→ **WHAT IS BEING ASKED**:
Whenever a line contains the string "page", copy it out of the entries.

[Data records]
--------

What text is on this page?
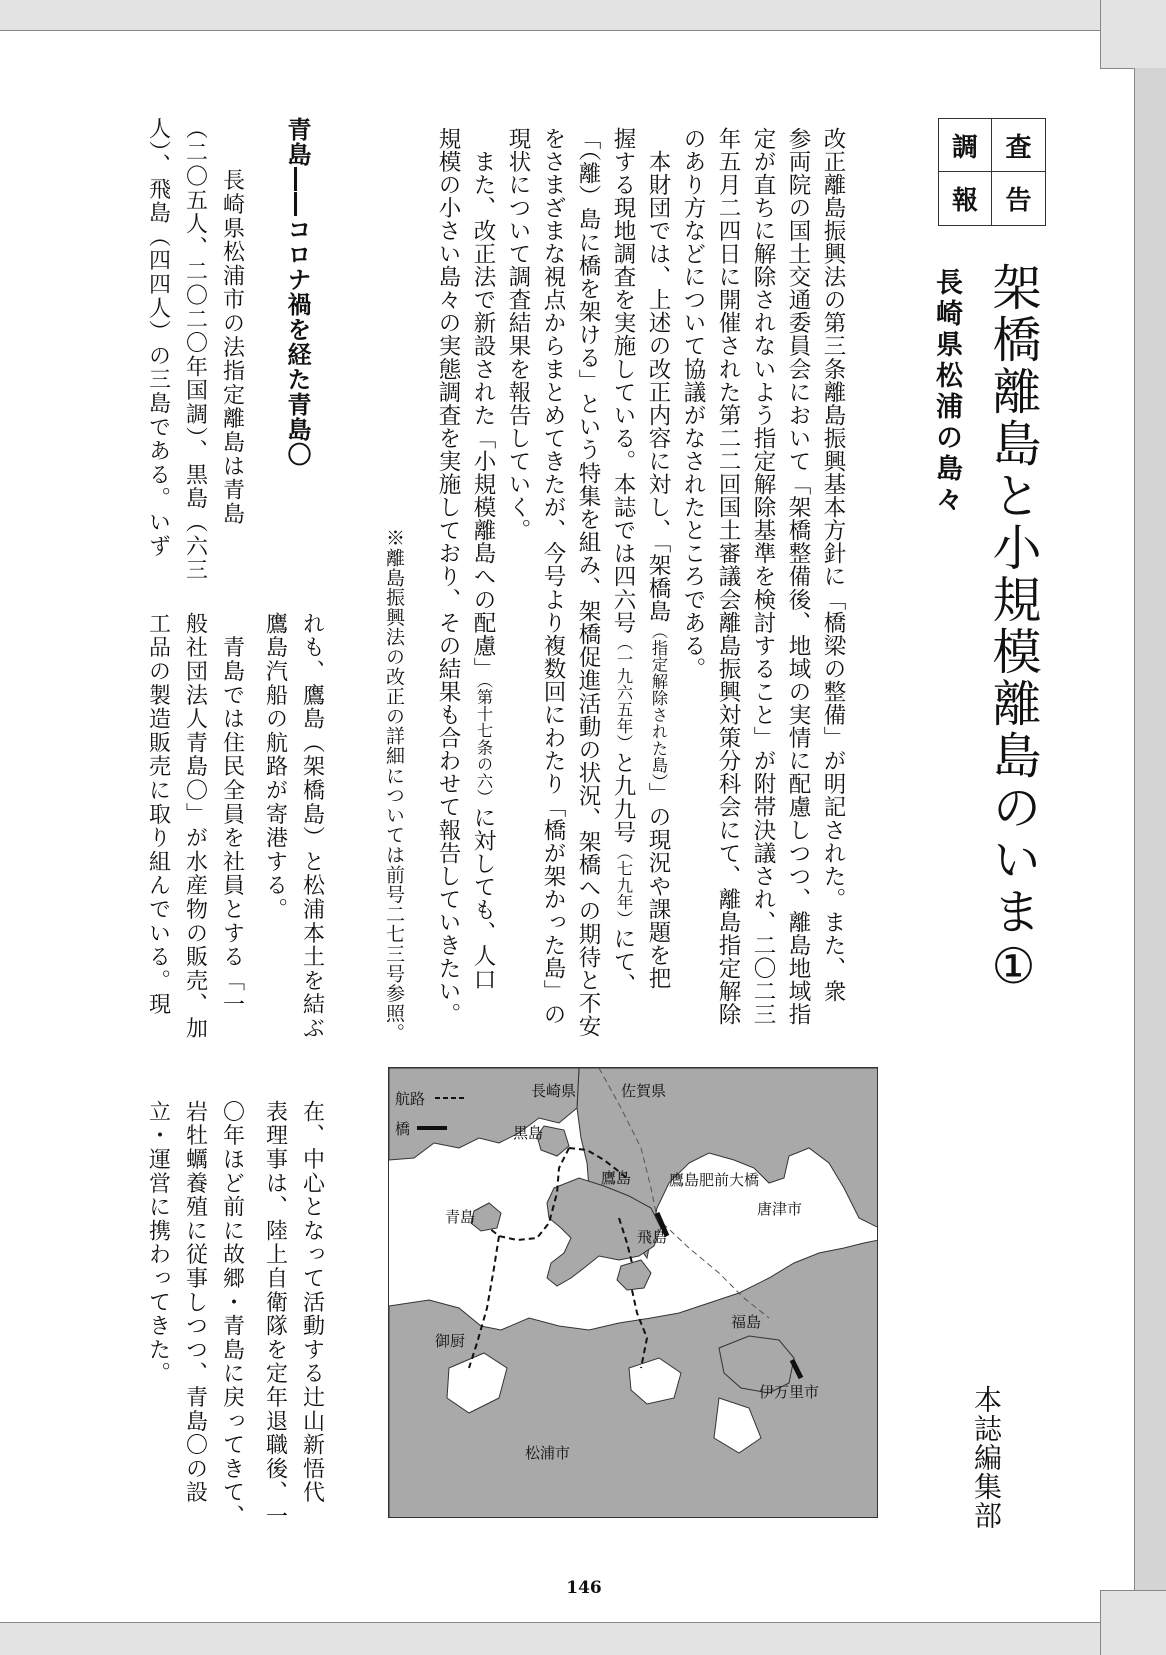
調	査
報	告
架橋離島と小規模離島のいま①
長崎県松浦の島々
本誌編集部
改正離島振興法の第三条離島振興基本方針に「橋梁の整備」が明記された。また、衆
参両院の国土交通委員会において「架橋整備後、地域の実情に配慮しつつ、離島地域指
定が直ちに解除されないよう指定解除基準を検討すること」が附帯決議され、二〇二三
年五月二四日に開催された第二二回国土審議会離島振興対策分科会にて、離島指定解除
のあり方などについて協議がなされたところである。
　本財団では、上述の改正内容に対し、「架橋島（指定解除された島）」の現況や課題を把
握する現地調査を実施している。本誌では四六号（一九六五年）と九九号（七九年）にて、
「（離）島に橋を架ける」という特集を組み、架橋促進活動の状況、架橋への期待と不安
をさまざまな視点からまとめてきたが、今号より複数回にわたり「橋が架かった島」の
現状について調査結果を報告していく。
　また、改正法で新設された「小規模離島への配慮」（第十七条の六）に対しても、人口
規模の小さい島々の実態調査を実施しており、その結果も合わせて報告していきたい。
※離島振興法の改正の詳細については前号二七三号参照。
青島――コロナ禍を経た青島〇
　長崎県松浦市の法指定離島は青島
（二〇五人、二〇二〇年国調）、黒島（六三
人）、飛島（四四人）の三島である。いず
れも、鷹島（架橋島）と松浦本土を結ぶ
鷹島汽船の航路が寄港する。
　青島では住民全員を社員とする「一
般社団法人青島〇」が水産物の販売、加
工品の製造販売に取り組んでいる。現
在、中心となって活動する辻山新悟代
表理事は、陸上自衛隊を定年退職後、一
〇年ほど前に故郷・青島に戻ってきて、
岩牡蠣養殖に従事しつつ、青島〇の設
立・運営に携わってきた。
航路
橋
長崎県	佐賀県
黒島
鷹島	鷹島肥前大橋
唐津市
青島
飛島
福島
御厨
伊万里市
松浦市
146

--------

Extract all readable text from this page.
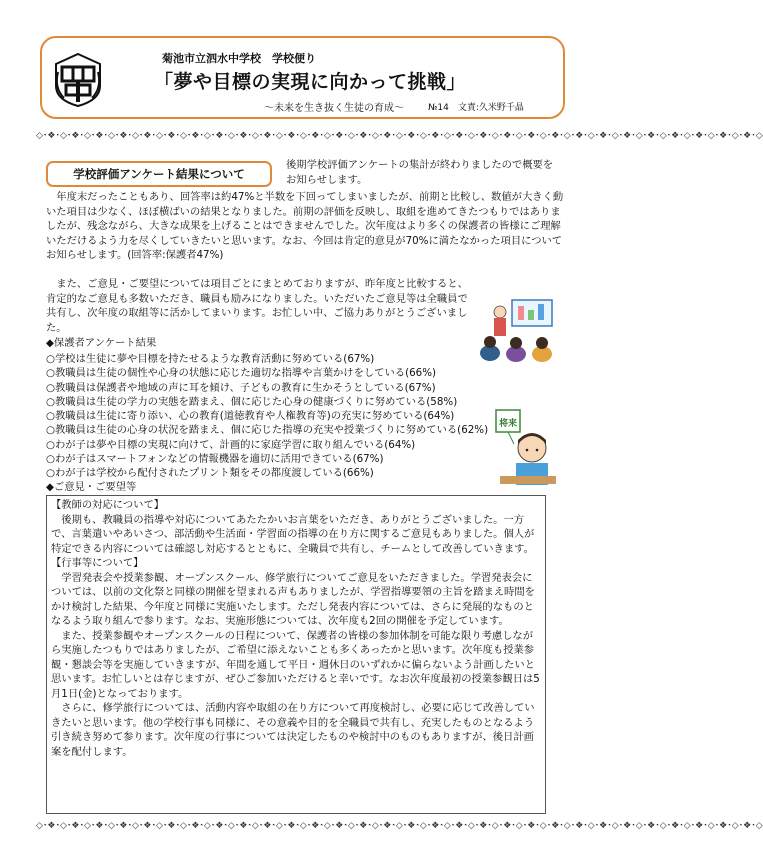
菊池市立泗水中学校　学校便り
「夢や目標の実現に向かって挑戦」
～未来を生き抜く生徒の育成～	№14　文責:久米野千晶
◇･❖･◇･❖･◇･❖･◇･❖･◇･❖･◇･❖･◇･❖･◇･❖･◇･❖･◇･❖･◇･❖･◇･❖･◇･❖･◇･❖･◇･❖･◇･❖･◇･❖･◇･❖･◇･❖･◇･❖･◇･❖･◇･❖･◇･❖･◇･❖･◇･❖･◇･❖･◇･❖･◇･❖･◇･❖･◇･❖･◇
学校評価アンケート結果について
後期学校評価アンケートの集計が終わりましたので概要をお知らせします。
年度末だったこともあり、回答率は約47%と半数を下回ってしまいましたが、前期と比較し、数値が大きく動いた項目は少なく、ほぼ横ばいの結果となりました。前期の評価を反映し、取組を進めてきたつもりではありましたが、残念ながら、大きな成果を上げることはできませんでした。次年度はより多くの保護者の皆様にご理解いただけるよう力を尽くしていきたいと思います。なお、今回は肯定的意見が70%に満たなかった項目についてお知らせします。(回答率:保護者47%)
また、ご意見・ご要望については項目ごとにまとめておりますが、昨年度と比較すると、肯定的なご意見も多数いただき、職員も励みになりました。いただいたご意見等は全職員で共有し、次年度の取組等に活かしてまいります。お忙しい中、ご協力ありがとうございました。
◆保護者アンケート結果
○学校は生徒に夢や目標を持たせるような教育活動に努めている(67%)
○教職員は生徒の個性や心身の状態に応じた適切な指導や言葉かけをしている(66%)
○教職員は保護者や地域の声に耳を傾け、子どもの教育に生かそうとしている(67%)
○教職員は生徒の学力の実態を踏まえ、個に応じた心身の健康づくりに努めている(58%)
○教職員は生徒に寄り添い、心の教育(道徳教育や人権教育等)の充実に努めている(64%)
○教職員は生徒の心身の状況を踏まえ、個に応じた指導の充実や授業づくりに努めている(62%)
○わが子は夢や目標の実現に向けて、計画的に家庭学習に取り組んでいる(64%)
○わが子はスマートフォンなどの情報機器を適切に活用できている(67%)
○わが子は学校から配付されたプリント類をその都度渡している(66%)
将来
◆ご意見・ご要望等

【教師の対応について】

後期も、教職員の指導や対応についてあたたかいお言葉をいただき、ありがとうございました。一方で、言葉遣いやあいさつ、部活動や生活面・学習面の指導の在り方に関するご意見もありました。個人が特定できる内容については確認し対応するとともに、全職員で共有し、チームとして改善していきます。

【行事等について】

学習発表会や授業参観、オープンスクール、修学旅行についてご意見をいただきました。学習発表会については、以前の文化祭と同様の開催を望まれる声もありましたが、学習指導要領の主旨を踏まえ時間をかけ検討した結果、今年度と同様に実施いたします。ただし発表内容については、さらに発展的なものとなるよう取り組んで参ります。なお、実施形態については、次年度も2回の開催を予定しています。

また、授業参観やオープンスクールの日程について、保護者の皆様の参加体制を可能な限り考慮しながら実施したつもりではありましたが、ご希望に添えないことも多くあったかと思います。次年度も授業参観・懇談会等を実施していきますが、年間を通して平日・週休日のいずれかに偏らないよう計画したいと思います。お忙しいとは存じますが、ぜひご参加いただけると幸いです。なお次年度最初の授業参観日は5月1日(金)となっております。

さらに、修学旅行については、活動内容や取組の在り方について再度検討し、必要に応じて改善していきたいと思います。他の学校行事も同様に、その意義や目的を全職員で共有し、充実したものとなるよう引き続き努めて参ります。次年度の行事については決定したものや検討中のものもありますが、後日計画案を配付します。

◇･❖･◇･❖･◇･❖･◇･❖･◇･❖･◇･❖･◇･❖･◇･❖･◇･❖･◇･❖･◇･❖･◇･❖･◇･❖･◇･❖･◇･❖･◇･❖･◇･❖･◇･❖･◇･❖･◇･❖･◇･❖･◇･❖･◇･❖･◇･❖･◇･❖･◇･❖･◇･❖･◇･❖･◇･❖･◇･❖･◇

--------

→ **WRITTEN RESPONSE**:
What text is on this page?
Extract all readable text from this page.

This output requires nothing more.